+++ EXERCISE MATERIALS +++

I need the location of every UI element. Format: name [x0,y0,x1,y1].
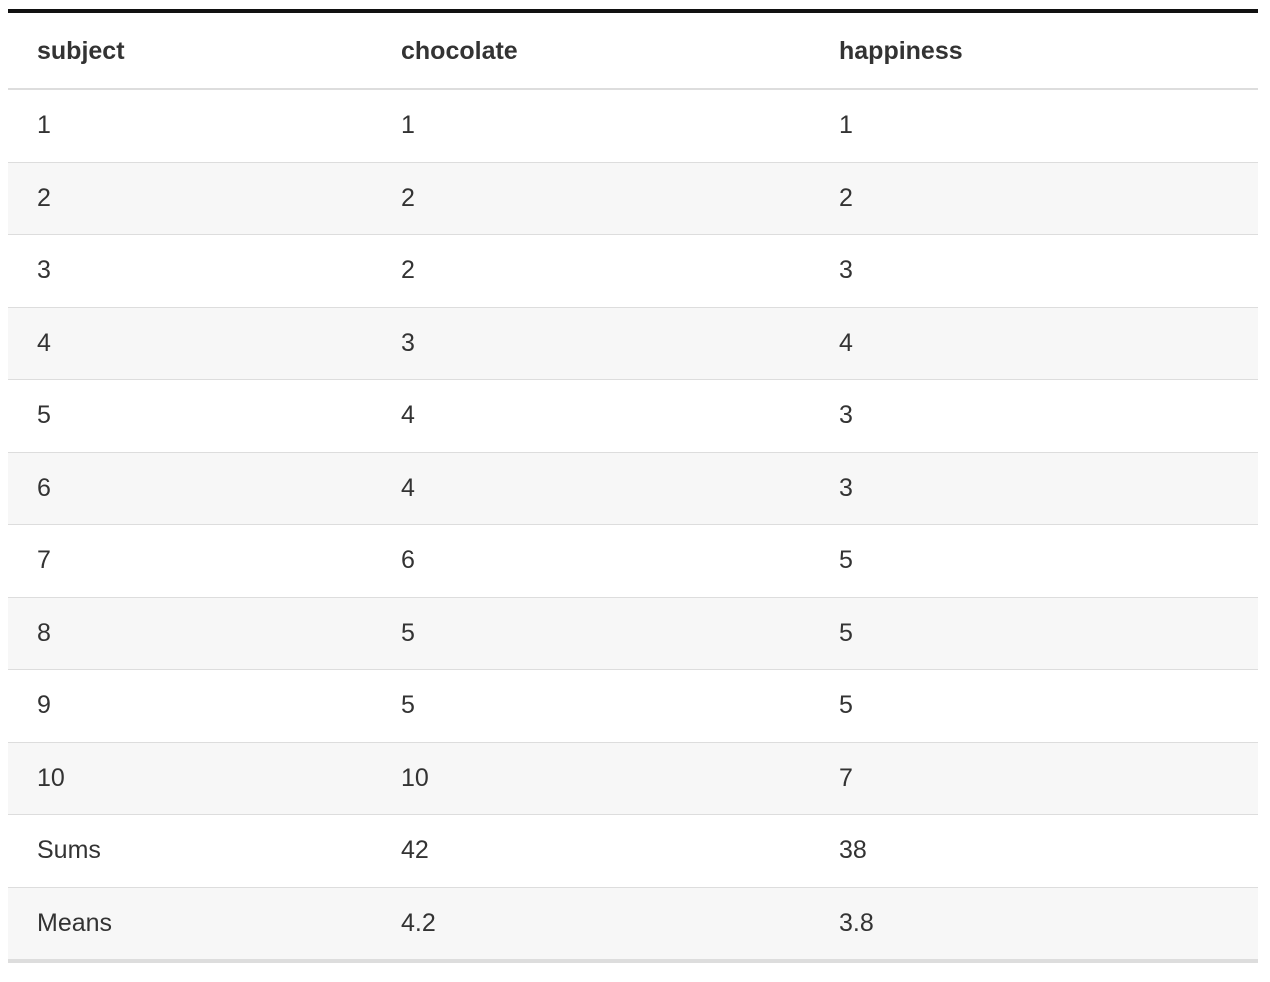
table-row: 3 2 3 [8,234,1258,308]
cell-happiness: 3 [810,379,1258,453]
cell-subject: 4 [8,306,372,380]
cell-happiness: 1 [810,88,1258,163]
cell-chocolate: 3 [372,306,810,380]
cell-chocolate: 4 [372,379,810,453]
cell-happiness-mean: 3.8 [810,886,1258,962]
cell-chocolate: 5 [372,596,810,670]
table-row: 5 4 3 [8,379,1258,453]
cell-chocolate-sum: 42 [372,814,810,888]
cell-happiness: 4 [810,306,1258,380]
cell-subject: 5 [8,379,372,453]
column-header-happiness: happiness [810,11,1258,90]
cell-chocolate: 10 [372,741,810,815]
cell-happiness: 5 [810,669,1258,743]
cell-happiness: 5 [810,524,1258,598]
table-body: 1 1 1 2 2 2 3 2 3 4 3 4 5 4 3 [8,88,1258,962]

+++

SET EXERCISE -> Please report how many lines of the records contain the string "subject", giving the number alone.

RESPONSE FOR THIS EXERCISE -> 2